Objective –
Give every entry again, word for word and in full.

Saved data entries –
★ ★ ★ ★ ★

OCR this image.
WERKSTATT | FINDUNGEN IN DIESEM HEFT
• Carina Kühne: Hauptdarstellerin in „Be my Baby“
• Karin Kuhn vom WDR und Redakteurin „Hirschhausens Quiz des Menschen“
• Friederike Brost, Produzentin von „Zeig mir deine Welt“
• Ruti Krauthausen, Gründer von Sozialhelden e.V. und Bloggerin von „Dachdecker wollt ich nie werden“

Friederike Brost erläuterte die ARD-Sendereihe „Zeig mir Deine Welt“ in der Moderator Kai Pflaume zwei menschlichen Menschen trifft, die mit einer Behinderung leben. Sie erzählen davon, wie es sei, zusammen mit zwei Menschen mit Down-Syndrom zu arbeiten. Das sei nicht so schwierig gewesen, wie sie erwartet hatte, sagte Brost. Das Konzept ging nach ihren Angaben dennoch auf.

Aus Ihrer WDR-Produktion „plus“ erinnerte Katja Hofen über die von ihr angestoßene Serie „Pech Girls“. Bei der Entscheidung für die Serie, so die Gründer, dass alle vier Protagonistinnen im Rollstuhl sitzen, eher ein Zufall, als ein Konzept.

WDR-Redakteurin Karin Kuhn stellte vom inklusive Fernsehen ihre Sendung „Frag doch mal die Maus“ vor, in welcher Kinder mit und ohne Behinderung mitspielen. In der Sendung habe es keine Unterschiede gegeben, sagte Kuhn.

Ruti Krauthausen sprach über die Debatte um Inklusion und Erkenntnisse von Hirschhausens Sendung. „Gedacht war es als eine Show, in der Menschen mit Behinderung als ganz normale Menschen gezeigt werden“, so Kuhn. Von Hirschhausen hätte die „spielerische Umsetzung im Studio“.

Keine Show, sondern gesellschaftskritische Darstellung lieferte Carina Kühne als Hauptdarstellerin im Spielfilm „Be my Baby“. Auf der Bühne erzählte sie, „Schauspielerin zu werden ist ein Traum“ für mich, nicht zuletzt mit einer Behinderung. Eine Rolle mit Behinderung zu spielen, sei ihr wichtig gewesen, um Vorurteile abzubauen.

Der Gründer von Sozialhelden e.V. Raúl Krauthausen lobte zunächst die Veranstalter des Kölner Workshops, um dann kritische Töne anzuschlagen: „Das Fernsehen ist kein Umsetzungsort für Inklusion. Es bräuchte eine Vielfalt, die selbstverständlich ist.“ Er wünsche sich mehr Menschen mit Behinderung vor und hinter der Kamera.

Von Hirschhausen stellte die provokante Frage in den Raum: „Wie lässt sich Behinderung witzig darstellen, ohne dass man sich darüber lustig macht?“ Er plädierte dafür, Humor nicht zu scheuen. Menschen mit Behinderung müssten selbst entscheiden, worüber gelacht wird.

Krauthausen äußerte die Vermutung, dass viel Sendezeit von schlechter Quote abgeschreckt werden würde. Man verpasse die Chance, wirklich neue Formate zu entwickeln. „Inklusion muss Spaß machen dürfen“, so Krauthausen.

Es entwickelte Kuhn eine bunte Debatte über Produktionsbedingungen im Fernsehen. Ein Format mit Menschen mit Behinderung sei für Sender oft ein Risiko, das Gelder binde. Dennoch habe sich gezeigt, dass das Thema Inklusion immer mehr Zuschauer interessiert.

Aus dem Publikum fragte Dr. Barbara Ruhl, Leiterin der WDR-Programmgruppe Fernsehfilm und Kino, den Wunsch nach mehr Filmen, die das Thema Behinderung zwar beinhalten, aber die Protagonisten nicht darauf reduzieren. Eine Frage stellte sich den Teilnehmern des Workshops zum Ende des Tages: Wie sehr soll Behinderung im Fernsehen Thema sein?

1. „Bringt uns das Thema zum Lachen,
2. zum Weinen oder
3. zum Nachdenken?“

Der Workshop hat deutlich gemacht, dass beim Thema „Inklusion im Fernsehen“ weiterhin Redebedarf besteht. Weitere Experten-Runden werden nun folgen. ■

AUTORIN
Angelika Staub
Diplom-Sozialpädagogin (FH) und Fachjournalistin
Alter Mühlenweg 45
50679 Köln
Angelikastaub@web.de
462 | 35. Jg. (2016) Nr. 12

★ ★ ★ ★ ★

Finished exercise –
OCR this image.
WERKSTATT | FINDUNGEN IN DIESEM HEFT
• Carina Kühne: Hauptdarstellerin in „Be my Baby“
• Karin Kuhn vom WDR und Redakteurin „Hirschhausens Quiz des Menschen“
• Friederike Brost, Produzentin von „Zeig mir deine Welt“
• Ruti Krauthausen, Gründer von Sozialhelden e.V. und Bloggerin von „Dachdecker wollt ich nie werden“

Friederike Brost erläuterte die ARD-Sendereihe „Zeig mir Deine Welt“ in der Moderator Kai Pflaume zwei menschlichen Menschen trifft, die mit einer Behinderung leben. Sie erzählen davon, wie es sei, zusammen mit zwei Menschen mit Down-Syndrom zu arbeiten. Das sei nicht so schwierig gewesen, wie sie erwartet hatte, sagte Brost. Das Konzept ging nach ihren Angaben dennoch auf.

Aus Ihrer WDR-Produktion „plus“ erinnerte Katja Hofen über die von ihr angestoßene Serie „Pech Girls“. Bei der Entscheidung für die Serie, so die Gründer, dass alle vier Protagonistinnen im Rollstuhl sitzen, eher ein Zufall, als ein Konzept.

WDR-Redakteurin Karin Kuhn stellte vom inklusive Fernsehen ihre Sendung „Frag doch mal die Maus“ vor, in welcher Kinder mit und ohne Behinderung mitspielen. In der Sendung habe es keine Unterschiede gegeben, sagte Kuhn.

Ruti Krauthausen sprach über die Debatte um Inklusion und Erkenntnisse von Hirschhausens Sendung. „Gedacht war es als eine Show, in der Menschen mit Behinderung als ganz normale Menschen gezeigt werden“, so Kuhn. Von Hirschhausen hätte die „spielerische Umsetzung im Studio“.

Keine Show, sondern gesellschaftskritische Darstellung lieferte Carina Kühne als Hauptdarstellerin im Spielfilm „Be my Baby“. Auf der Bühne erzählte sie, „Schauspielerin zu werden ist ein Traum“ für mich, nicht zuletzt mit einer Behinderung. Eine Rolle mit Behinderung zu spielen, sei ihr wichtig gewesen, um Vorurteile abzubauen.

Der Gründer von Sozialhelden e.V. Raúl Krauthausen lobte zunächst die Veranstalter des Kölner Workshops, um dann kritische Töne anzuschlagen: „Das Fernsehen ist kein Umsetzungsort für Inklusion. Es bräuchte eine Vielfalt, die selbstverständlich ist.“ Er wünsche sich mehr Menschen mit Behinderung vor und hinter der Kamera.

Von Hirschhausen stellte die provokante Frage in den Raum: „Wie lässt sich Behinderung witzig darstellen, ohne dass man sich darüber lustig macht?“ Er plädierte dafür, Humor nicht zu scheuen. Menschen mit Behinderung müssten selbst entscheiden, worüber gelacht wird.

Krauthausen äußerte die Vermutung, dass viel Sendezeit von schlechter Quote abgeschreckt werden würde. Man verpasse die Chance, wirklich neue Formate zu entwickeln. „Inklusion muss Spaß machen dürfen“, so Krauthausen.

Es entwickelte Kuhn eine bunte Debatte über Produktionsbedingungen im Fernsehen. Ein Format mit Menschen mit Behinderung sei für Sender oft ein Risiko, das Gelder binde. Dennoch habe sich gezeigt, dass das Thema Inklusion immer mehr Zuschauer interessiert.

Aus dem Publikum fragte Dr. Barbara Ruhl, Leiterin der WDR-Programmgruppe Fernsehfilm und Kino, den Wunsch nach mehr Filmen, die das Thema Behinderung zwar beinhalten, aber die Protagonisten nicht darauf reduzieren. Eine Frage stellte sich den Teilnehmern des Workshops zum Ende des Tages: Wie sehr soll Behinderung im Fernsehen Thema sein?

1. „Bringt uns das Thema zum Lachen,
2. zum Weinen oder
3. zum Nachdenken?“

Der Workshop hat deutlich gemacht, dass beim Thema „Inklusion im Fernsehen“ weiterhin Redebedarf besteht. Weitere Experten-Runden werden nun folgen. ■

AUTORIN
Angelika Staub
Diplom-Sozialpädagogin (FH) und Fachjournalistin
Alter Mühlenweg 45
50679 Köln
Angelikastaub@web.de
462 | 35. Jg. (2016) Nr. 12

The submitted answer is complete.